[Data listing]
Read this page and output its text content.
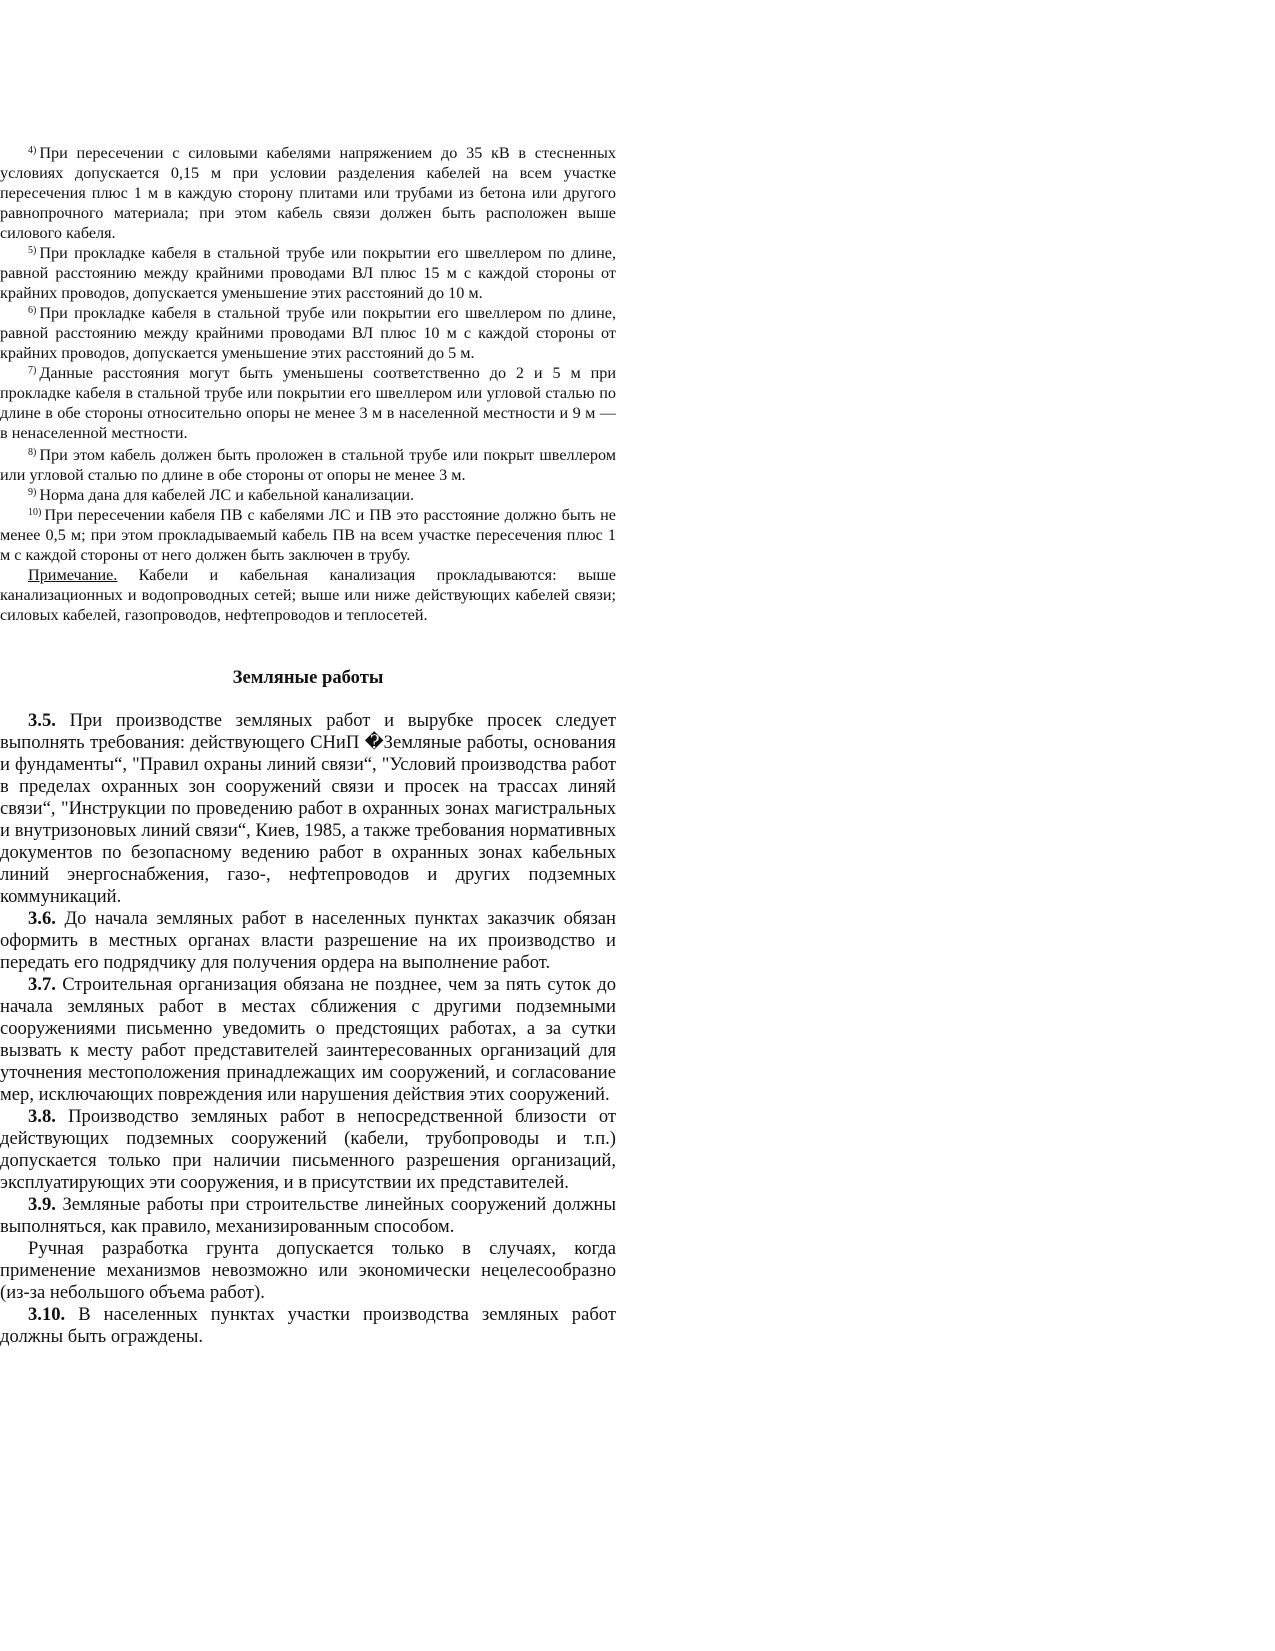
$^{4)}$ При пересечении с силовыми кабелями напряжением до 35 кВ в стесненных условиях допускается 0,15 м при условии разделения кабелей на всем участке пересечения плюс 1 м в каждую сторону плитами или трубами из бетона или другого равнопрочного материала; при этом кабель связи должен быть расположен выше силового кабеля.

$^{5)}$ При прокладке кабеля в стальной трубе или покрытии его швеллером по длине, равной расстоянию между крайними проводами ВЛ плюс 15 м с каждой стороны от крайних проводов, допускается уменьшение этих расстояний до 10 м.

$^{6)}$ При прокладке кабеля в стальной трубе или покрытии его швеллером по длине, равной расстоянию между крайними проводами ВЛ плюс 10 м с каждой стороны от крайних проводов, допускается уменьшение этих расстояний до 5 м.

$^{7)}$ Данные расстояния могут быть уменьшены соответственно до 2 и 5 м при прокладке кабеля в стальной трубе или покрытии его швеллером или угловой сталью по длине в обе стороны относительно опоры не менее 3 м в населенной местности и 9 м — в ненаселенной местности.

$^{8)}$ При этом кабель должен быть проложен в стальной трубе или покрыт швеллером или угловой сталью по длине в обе стороны от опоры не менее 3 м.

$^{9)}$ Норма дана для кабелей ЛС и кабельной канализации.

$^{10)}$ При пересечении кабеля ПВ с кабелями ЛС и ПВ это расстояние должно быть не менее 0,5 м; при этом прокладываемый кабель ПВ на всем участке пересечения плюс 1 м с каждой стороны от него должен быть заключен в трубу.

Примечание. Кабели и кабельная канализация прокладываются: выше канализационных и водопроводных сетей; выше или ниже действующих кабелей связи; силовых кабелей, газопроводов, нефтепроводов и теплосетей.

Земляные работы

3.5. При производстве земляных работ и вырубке просек следует выполнять требования: действующего СНиП �Земляные работы, основания и фундаменты“, "Правил охраны линий связи“, "Условий производства работ в пределах охранных зон сооружений связи и просек на трассах линяй связи“, "Инструкции по проведению работ в охранных зонах магистральных и внутризоновых линий связи“, Киев, 1985, а также требования нормативных документов по безопасному ведению работ в охранных зонах кабельных линий энергоснабжения, газо-, нефтепроводов и других подземных коммуникаций.

3.6. До начала земляных работ в населенных пунктах заказчик обязан оформить в местных органах власти разрешение на их производство и передать его подрядчику для получения ордера на выполнение работ.

3.7. Строительная организация обязана не позднее, чем за пять суток до начала земляных работ в местах сближения с другими подземными сооружениями письменно уведомить о предстоящих работах, а за сутки вызвать к месту работ представителей заинтересованных организаций для уточнения местоположения принадлежащих им сооружений, и согласование мер, исключающих повреждения или нарушения действия этих сооружений.

3.8. Производство земляных работ в непосредственной близости от действующих подземных сооружений (кабели, трубопроводы и т.п.) допускается только при наличии письменного разрешения организаций, эксплуатирующих эти сооружения, и в присутствии их представителей.

3.9. Земляные работы при строительстве линейных сооружений должны выполняться, как правило, механизированным способом.

Ручная разработка грунта допускается только в случаях, когда применение механизмов невозможно или экономически нецелесообразно (из-за небольшого объема работ).

3.10. В населенных пунктах участки производства земляных работ должны быть ограждены.
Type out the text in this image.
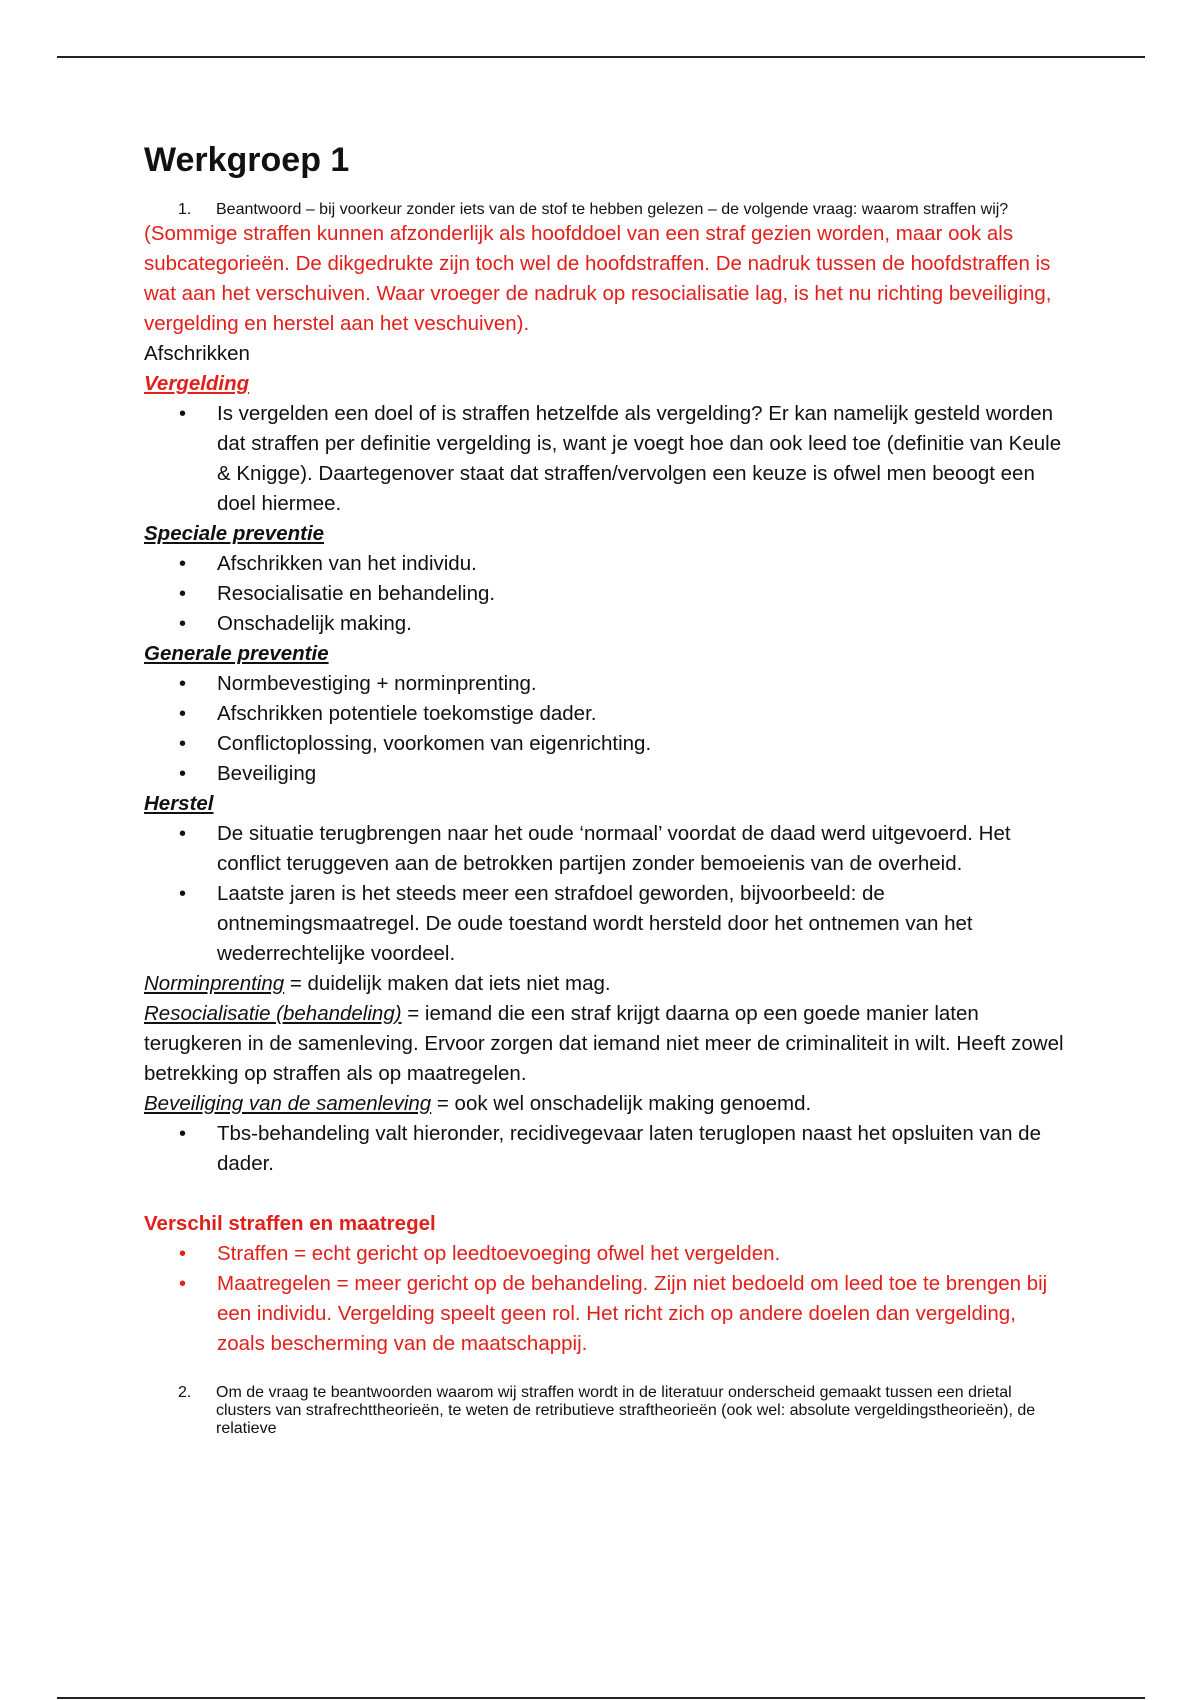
Werkgroep 1
1.	Beantwoord – bij voorkeur zonder iets van de stof te hebben gelezen – de volgende vraag: waarom straffen wij?

(Sommige straffen kunnen afzonderlijk als hoofddoel van een straf gezien worden, maar ook als subcategorieën. De dikgedrukte zijn toch wel de hoofdstraffen. De nadruk tussen de hoofdstraffen is wat aan het verschuiven. Waar vroeger de nadruk op resocialisatie lag, is het nu richting beveiliging, vergelding en herstel aan het veschuiven).

Afschrikken

Vergelding

• Is vergelden een doel of is straffen hetzelfde als vergelding? Er kan namelijk gesteld worden dat straffen per definitie vergelding is, want je voegt hoe dan ook leed toe (definitie van Keule & Knigge). Daartegenover staat dat straffen/vervolgen een keuze is ofwel men beoogt een doel hiermee.

Speciale preventie

• Afschrikken van het individu.
• Resocialisatie en behandeling.
• Onschadelijk making.

Generale preventie

• Normbevestiging + norminprenting.
• Afschrikken potentiele toekomstige dader.
• Conflictoplossing, voorkomen van eigenrichting.
• Beveiliging

Herstel

• De situatie terugbrengen naar het oude ‘normaal’ voordat de daad werd uitgevoerd. Het conflict teruggeven aan de betrokken partijen zonder bemoeienis van de overheid.
• Laatste jaren is het steeds meer een strafdoel geworden, bijvoorbeeld: de ontnemingsmaatregel. De oude toestand wordt hersteld door het ontnemen van het wederrechtelijke voordeel.

Norminprenting = duidelijk maken dat iets niet mag.

Resocialisatie (behandeling) = iemand die een straf krijgt daarna op een goede manier laten terugkeren in de samenleving. Ervoor zorgen dat iemand niet meer de criminaliteit in wilt. Heeft zowel betrekking op straffen als op maatregelen.

Beveiliging van de samenleving = ook wel onschadelijk making genoemd.

• Tbs-behandeling valt hieronder, recidivegevaar laten teruglopen naast het opsluiten van de dader.

Verschil straffen en maatregel

• Straffen = echt gericht op leedtoevoeging ofwel het vergelden.
• Maatregelen = meer gericht op de behandeling. Zijn niet bedoeld om leed toe te brengen bij een individu. Vergelding speelt geen rol. Het richt zich op andere doelen dan vergelding, zoals bescherming van de maatschappij.
2.	Om de vraag te beantwoorden waarom wij straffen wordt in de literatuur onderscheid gemaakt tussen een drietal clusters van strafrechttheorieën, te weten de retributieve straftheorieën (ook wel: absolute vergeldingstheorieën), de relatieve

## Given instruction
Show each line of the listing that holds the string "preventie".

## Final result
Speciale preventie
Generale preventie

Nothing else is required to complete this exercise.